[DATA start]

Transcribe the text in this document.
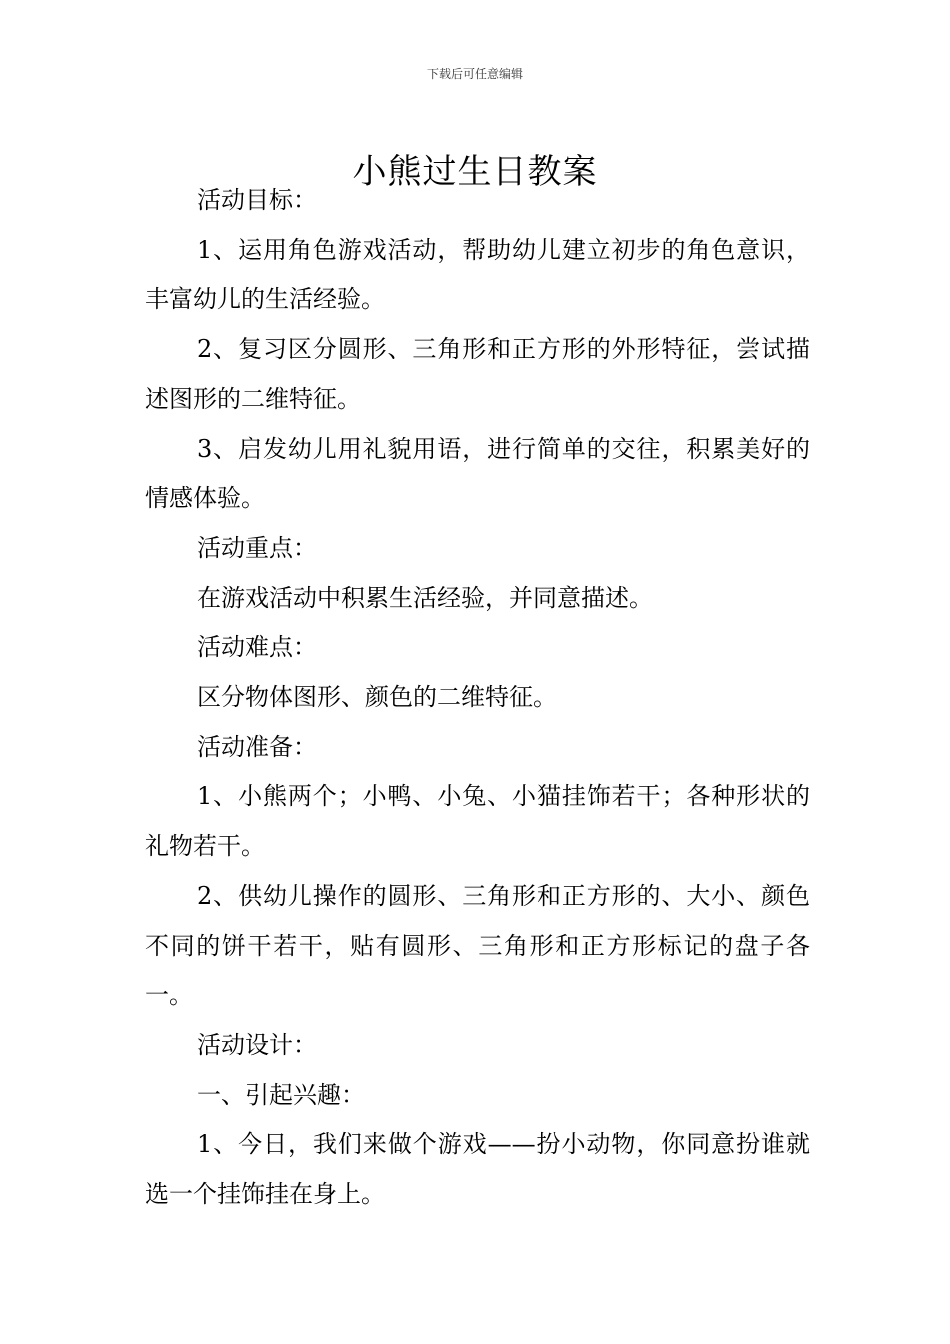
下载后可任意编辑
小熊过生日教案

活动目标：

1、运用角色游戏活动，帮助幼儿建立初步的角色意识，丰富幼儿的生活经验。

2、复习区分圆形、三角形和正方形的外形特征，尝试描述图形的二维特征。

3、启发幼儿用礼貌用语，进行简单的交往，积累美好的情感体验。

活动重点：

在游戏活动中积累生活经验，并同意描述。

活动难点：

区分物体图形、颜色的二维特征。

活动准备：

1、小熊两个；小鸭、小兔、小猫挂饰若干；各种形状的礼物若干。

2、供幼儿操作的圆形、三角形和正方形的、大小、颜色不同的饼干若干，贴有圆形、三角形和正方形标记的盘子各一。

活动设计：

一、引起兴趣：

1、今日，我们来做个游戏——扮小动物，你同意扮谁就选一个挂饰挂在身上。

[DATA end]

* **TASK OBJECTIVE**
The pictures should not be reproduced; quote all of the other material exactly.

* **FINAL RESULT**
Transcribe the text in this document.
下载后可任意编辑
小熊过生日教案

活动目标：

1、运用角色游戏活动，帮助幼儿建立初步的角色意识，丰富幼儿的生活经验。

2、复习区分圆形、三角形和正方形的外形特征，尝试描述图形的二维特征。

3、启发幼儿用礼貌用语，进行简单的交往，积累美好的情感体验。

活动重点：

在游戏活动中积累生活经验，并同意描述。

活动难点：

区分物体图形、颜色的二维特征。

活动准备：

1、小熊两个；小鸭、小兔、小猫挂饰若干；各种形状的礼物若干。

2、供幼儿操作的圆形、三角形和正方形的、大小、颜色不同的饼干若干，贴有圆形、三角形和正方形标记的盘子各一。

活动设计：

一、引起兴趣：

1、今日，我们来做个游戏——扮小动物，你同意扮谁就选一个挂饰挂在身上。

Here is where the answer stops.